Material:
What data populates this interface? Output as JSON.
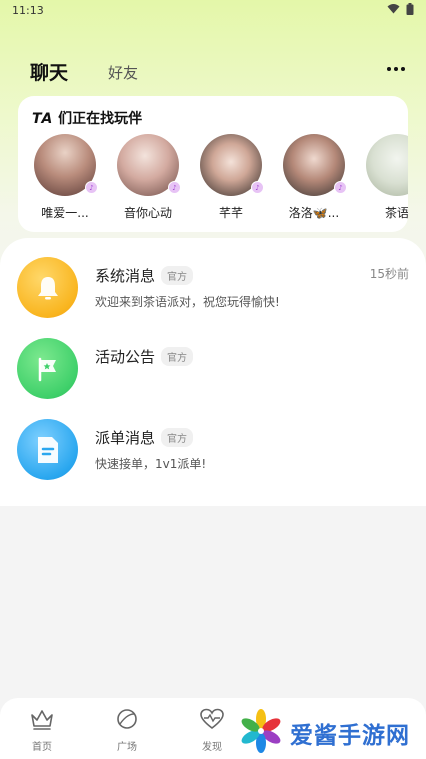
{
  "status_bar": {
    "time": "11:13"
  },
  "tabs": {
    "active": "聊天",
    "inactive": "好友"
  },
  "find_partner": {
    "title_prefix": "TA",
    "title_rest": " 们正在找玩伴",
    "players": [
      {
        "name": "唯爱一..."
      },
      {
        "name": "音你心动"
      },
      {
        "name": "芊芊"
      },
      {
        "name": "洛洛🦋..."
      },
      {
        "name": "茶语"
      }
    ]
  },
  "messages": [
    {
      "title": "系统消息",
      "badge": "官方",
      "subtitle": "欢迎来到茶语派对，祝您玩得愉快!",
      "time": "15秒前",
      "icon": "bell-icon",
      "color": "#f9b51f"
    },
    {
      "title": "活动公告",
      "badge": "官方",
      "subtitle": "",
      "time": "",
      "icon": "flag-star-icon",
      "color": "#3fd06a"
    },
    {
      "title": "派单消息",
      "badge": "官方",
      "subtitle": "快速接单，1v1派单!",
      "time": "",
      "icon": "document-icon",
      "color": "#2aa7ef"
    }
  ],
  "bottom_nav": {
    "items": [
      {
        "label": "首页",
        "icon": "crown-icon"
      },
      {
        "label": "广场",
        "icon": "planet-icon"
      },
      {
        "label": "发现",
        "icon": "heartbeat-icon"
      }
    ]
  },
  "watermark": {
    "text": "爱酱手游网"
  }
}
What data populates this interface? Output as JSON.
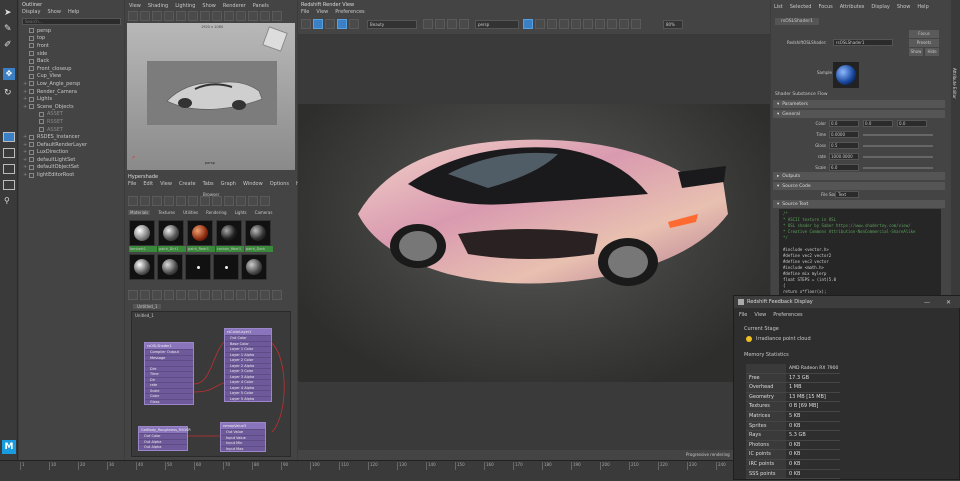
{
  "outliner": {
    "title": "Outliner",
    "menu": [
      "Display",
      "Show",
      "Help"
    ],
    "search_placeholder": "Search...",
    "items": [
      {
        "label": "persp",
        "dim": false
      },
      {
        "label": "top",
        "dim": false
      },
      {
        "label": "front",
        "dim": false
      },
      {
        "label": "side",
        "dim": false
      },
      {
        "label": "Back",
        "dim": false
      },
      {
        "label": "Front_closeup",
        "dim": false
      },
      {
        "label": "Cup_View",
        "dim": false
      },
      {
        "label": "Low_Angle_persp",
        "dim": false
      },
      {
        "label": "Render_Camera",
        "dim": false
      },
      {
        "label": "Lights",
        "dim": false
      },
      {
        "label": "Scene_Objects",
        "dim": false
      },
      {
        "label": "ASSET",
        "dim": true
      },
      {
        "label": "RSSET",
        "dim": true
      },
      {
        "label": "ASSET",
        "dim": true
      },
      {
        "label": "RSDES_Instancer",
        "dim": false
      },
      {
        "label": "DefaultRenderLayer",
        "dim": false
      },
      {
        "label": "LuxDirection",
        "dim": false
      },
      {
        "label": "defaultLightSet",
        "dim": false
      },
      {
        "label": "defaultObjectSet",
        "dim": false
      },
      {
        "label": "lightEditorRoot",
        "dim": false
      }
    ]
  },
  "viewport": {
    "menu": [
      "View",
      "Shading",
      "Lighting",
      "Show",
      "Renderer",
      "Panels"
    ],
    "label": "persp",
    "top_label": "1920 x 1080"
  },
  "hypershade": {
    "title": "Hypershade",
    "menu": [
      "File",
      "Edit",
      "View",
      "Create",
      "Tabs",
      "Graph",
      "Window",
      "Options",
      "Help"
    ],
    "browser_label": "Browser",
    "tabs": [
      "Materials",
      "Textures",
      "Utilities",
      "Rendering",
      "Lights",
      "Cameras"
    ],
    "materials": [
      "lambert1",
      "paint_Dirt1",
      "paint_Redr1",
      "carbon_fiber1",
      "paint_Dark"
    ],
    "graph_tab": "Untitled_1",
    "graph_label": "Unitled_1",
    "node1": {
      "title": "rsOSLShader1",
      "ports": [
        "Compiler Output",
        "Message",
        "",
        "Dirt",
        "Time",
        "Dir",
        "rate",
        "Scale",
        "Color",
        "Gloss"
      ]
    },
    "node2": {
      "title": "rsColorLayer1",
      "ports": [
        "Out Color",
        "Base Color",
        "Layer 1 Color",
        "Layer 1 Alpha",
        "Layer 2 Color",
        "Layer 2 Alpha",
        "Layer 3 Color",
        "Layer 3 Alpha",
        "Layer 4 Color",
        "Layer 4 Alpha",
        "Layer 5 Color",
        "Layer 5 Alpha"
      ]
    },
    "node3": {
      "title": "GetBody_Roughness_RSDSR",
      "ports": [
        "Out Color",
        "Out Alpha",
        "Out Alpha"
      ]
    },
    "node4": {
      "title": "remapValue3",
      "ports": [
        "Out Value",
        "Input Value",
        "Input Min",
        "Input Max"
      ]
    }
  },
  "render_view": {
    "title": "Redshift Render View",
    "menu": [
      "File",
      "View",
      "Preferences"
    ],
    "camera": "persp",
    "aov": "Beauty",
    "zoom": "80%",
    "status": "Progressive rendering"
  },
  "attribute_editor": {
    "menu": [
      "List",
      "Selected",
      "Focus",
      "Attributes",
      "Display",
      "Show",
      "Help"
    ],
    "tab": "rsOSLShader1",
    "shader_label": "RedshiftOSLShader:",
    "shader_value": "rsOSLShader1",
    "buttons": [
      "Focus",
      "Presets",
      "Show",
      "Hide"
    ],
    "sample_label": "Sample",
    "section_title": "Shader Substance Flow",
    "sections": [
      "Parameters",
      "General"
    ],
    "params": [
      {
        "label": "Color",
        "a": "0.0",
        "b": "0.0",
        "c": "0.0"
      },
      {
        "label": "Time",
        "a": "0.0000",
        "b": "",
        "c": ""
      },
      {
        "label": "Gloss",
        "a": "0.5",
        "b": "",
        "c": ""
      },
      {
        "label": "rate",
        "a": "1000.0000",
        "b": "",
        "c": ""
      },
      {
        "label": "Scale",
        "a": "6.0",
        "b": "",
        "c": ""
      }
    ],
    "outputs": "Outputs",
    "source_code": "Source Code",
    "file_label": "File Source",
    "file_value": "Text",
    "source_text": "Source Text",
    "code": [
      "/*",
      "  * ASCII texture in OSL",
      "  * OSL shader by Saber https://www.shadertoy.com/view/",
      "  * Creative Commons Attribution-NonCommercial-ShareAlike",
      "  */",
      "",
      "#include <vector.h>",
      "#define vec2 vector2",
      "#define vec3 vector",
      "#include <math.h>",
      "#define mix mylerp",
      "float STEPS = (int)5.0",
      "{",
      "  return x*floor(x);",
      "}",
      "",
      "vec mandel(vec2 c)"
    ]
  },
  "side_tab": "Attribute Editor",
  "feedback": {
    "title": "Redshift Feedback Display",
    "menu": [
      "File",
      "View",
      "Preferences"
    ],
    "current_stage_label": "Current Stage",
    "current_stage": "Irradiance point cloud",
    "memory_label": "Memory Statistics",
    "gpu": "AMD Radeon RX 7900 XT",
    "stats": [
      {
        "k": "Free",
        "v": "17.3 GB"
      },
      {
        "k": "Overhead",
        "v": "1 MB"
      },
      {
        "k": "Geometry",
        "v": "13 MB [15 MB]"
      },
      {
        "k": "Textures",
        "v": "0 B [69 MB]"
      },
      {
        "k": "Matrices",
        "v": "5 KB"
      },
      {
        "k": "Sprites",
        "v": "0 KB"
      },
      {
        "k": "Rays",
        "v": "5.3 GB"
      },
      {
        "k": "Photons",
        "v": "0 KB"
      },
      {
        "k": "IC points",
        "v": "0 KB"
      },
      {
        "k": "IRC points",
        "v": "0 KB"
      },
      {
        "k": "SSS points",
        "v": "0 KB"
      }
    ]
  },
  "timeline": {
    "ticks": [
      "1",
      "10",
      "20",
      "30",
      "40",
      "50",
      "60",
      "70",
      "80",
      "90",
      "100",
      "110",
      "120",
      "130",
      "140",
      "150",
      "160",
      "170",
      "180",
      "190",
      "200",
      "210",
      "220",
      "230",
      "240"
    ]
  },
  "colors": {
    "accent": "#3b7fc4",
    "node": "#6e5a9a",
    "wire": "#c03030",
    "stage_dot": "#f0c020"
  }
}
...
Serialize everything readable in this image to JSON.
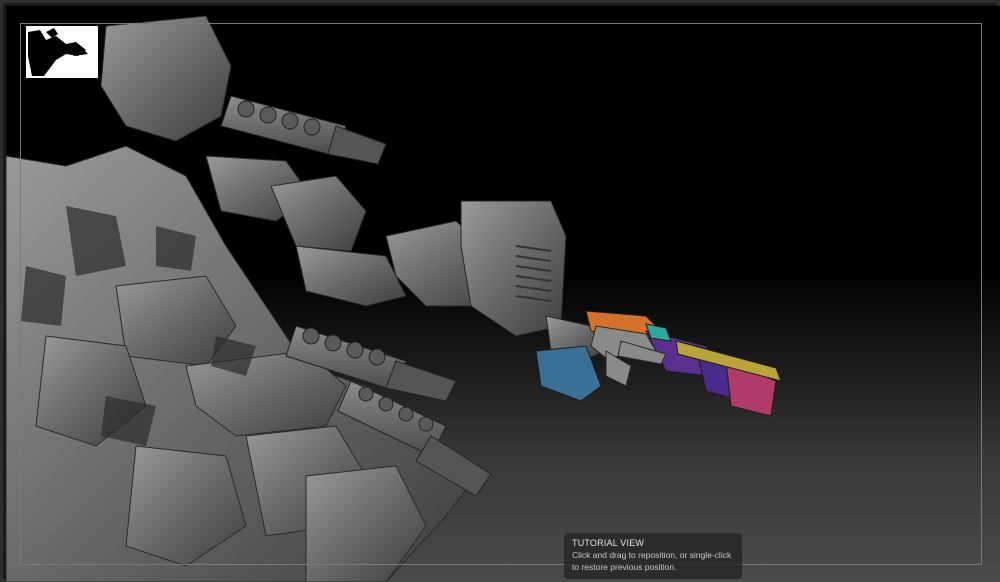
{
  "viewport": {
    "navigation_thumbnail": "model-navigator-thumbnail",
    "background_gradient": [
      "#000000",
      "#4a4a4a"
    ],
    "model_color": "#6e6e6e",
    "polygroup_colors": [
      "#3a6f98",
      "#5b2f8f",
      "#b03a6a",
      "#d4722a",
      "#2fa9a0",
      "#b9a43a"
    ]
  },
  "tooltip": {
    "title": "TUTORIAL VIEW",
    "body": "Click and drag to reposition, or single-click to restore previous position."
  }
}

What this task involves: Look through the listing above and count the lines where the string "Source" appears. Report the number only.

Response: 3